Exercise inputs:
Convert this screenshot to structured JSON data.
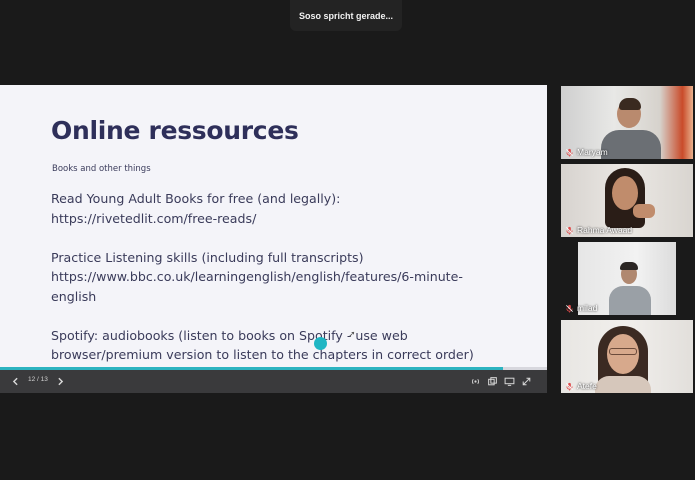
{
  "meeting": {
    "speaker_indicator": "Soso spricht gerade..."
  },
  "slide": {
    "title": "Online ressources",
    "subtitle": "Books and other things",
    "blocks": [
      [
        "Read Young Adult Books for free (and legally):",
        "https://rivetedlit.com/free-reads/"
      ],
      [
        "Practice Listening skills (including full transcripts)",
        "https://www.bbc.co.uk/learningenglish/english/features/6-minute-",
        "english"
      ],
      [
        "Spotify: audiobooks (listen to books on Spotify - use web",
        "browser/premium version to listen to the chapters in correct order)"
      ]
    ],
    "progress": 0.92,
    "accent_color": "#2cb3c0"
  },
  "presentation_controls": {
    "page_counter": "12 / 13",
    "icons": [
      "chevron-left-icon",
      "chevron-right-icon",
      "broadcast-icon",
      "copy-icon",
      "screen-icon",
      "expand-icon"
    ]
  },
  "participants": [
    {
      "name": "Maryam",
      "muted": true
    },
    {
      "name": "Rahma Awaad",
      "muted": true
    },
    {
      "name": "milad",
      "muted": true
    },
    {
      "name": "Atefe",
      "muted": true
    }
  ]
}
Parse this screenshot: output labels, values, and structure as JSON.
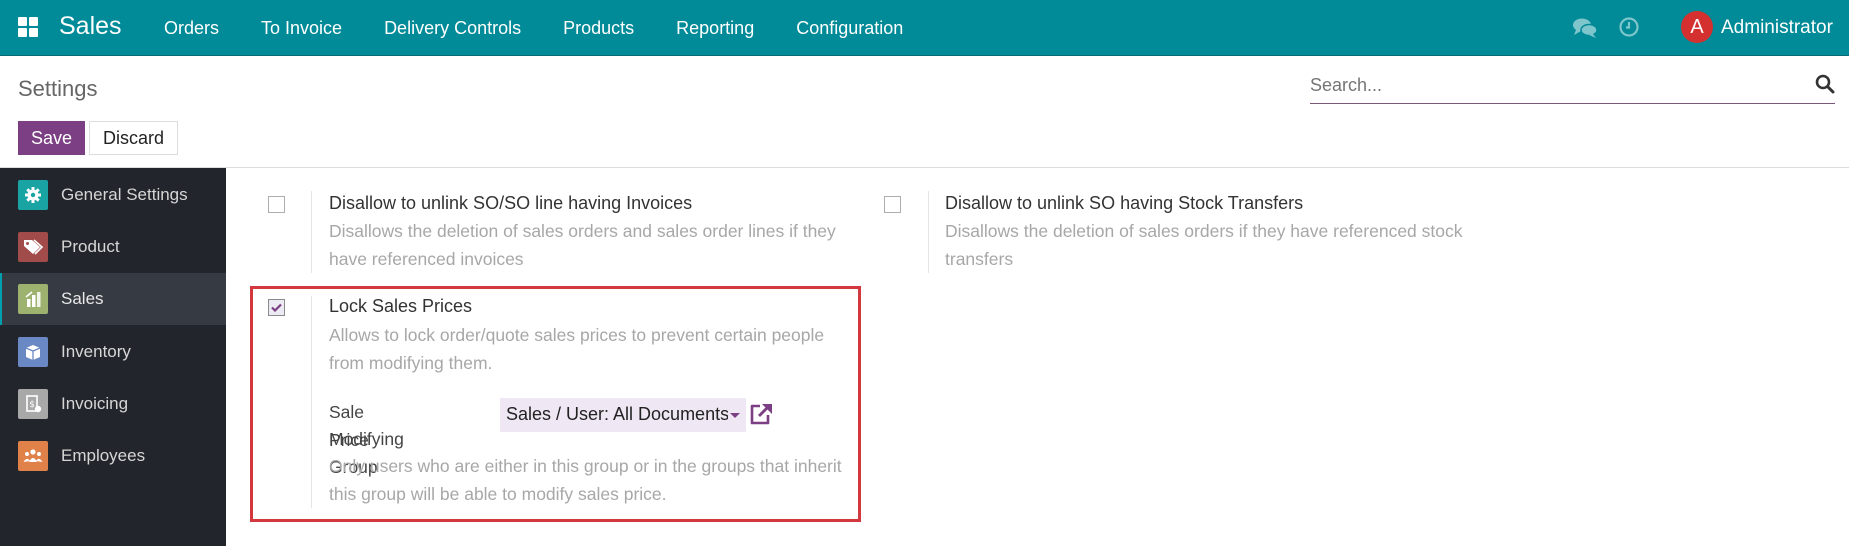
{
  "navbar": {
    "brand": "Sales",
    "menu": [
      "Orders",
      "To Invoice",
      "Delivery Controls",
      "Products",
      "Reporting",
      "Configuration"
    ],
    "icons": {
      "apps": "apps-grid-icon",
      "chat": "chat-icon",
      "activity": "clock-icon"
    },
    "user": {
      "initial": "A",
      "name": "Administrator",
      "avatar_color": "#d3302f"
    },
    "color": "#018a97"
  },
  "control_panel": {
    "title": "Settings",
    "search_placeholder": "Search...",
    "save_label": "Save",
    "discard_label": "Discard",
    "save_color": "#7c3f84"
  },
  "sidebar": {
    "items": [
      {
        "label": "General Settings",
        "icon": "gear-icon",
        "color": "#1aa3a3",
        "active": false
      },
      {
        "label": "Product",
        "icon": "tag-icon",
        "color": "#a14b4b",
        "active": false
      },
      {
        "label": "Sales",
        "icon": "chart-icon",
        "color": "#9eb270",
        "active": true
      },
      {
        "label": "Inventory",
        "icon": "box-icon",
        "color": "#6a89c4",
        "active": false
      },
      {
        "label": "Invoicing",
        "icon": "invoice-icon",
        "color": "#a8a8a8",
        "active": false
      },
      {
        "label": "Employees",
        "icon": "people-icon",
        "color": "#e0814a",
        "active": false
      }
    ]
  },
  "settings": {
    "unlink_invoices": {
      "title": "Disallow to unlink SO/SO line having Invoices",
      "description": "Disallows the deletion of sales orders and sales order lines if they have referenced invoices",
      "checked": false
    },
    "unlink_transfers": {
      "title": "Disallow to unlink SO having Stock Transfers",
      "description": "Disallows the deletion of sales orders if they have referenced stock transfers",
      "checked": false
    },
    "lock_prices": {
      "title": "Lock Sales Prices",
      "description": "Allows to lock order/quote sales prices to prevent certain people from modifying them.",
      "checked": true,
      "field_label_line1": "Sale Price",
      "field_label_line2": "Modifying Group",
      "field_value": "Sales / User: All Documents",
      "field_help": "Only users who are either in this group or in the groups that inherit this group will be able to modify sales price.",
      "highlight_color": "#d2383e"
    }
  }
}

Do this: Copy every record character for character. Skip the pictures.

Written response:
Convert this screenshot to structured JSON data.
{
  "meeting": {
    "speaker_indicator": "Soso spricht gerade..."
  },
  "slide": {
    "title": "Online ressources",
    "subtitle": "Books and other things",
    "blocks": [
      [
        "Read Young Adult Books for free (and legally):",
        "https://rivetedlit.com/free-reads/"
      ],
      [
        "Practice Listening skills (including full transcripts)",
        "https://www.bbc.co.uk/learningenglish/english/features/6-minute-",
        "english"
      ],
      [
        "Spotify: audiobooks (listen to books on Spotify - use web",
        "browser/premium version to listen to the chapters in correct order)"
      ]
    ],
    "progress": 0.92,
    "accent_color": "#2cb3c0"
  },
  "presentation_controls": {
    "page_counter": "12 / 13",
    "icons": [
      "chevron-left-icon",
      "chevron-right-icon",
      "broadcast-icon",
      "copy-icon",
      "screen-icon",
      "expand-icon"
    ]
  },
  "participants": [
    {
      "name": "Maryam",
      "muted": true
    },
    {
      "name": "Rahma Awaad",
      "muted": true
    },
    {
      "name": "milad",
      "muted": true
    },
    {
      "name": "Atefe",
      "muted": true
    }
  ]
}
Parse this screenshot: output labels, values, and structure as JSON.
{
  "navbar": {
    "brand": "Sales",
    "menu": [
      "Orders",
      "To Invoice",
      "Delivery Controls",
      "Products",
      "Reporting",
      "Configuration"
    ],
    "icons": {
      "apps": "apps-grid-icon",
      "chat": "chat-icon",
      "activity": "clock-icon"
    },
    "user": {
      "initial": "A",
      "name": "Administrator",
      "avatar_color": "#d3302f"
    },
    "color": "#018a97"
  },
  "control_panel": {
    "title": "Settings",
    "search_placeholder": "Search...",
    "save_label": "Save",
    "discard_label": "Discard",
    "save_color": "#7c3f84"
  },
  "sidebar": {
    "items": [
      {
        "label": "General Settings",
        "icon": "gear-icon",
        "color": "#1aa3a3",
        "active": false
      },
      {
        "label": "Product",
        "icon": "tag-icon",
        "color": "#a14b4b",
        "active": false
      },
      {
        "label": "Sales",
        "icon": "chart-icon",
        "color": "#9eb270",
        "active": true
      },
      {
        "label": "Inventory",
        "icon": "box-icon",
        "color": "#6a89c4",
        "active": false
      },
      {
        "label": "Invoicing",
        "icon": "invoice-icon",
        "color": "#a8a8a8",
        "active": false
      },
      {
        "label": "Employees",
        "icon": "people-icon",
        "color": "#e0814a",
        "active": false
      }
    ]
  },
  "settings": {
    "unlink_invoices": {
      "title": "Disallow to unlink SO/SO line having Invoices",
      "description": "Disallows the deletion of sales orders and sales order lines if they have referenced invoices",
      "checked": false
    },
    "unlink_transfers": {
      "title": "Disallow to unlink SO having Stock Transfers",
      "description": "Disallows the deletion of sales orders if they have referenced stock transfers",
      "checked": false
    },
    "lock_prices": {
      "title": "Lock Sales Prices",
      "description": "Allows to lock order/quote sales prices to prevent certain people from modifying them.",
      "checked": true,
      "field_label_line1": "Sale Price",
      "field_label_line2": "Modifying Group",
      "field_value": "Sales / User: All Documents",
      "field_help": "Only users who are either in this group or in the groups that inherit this group will be able to modify sales price.",
      "highlight_color": "#d2383e"
    }
  }
}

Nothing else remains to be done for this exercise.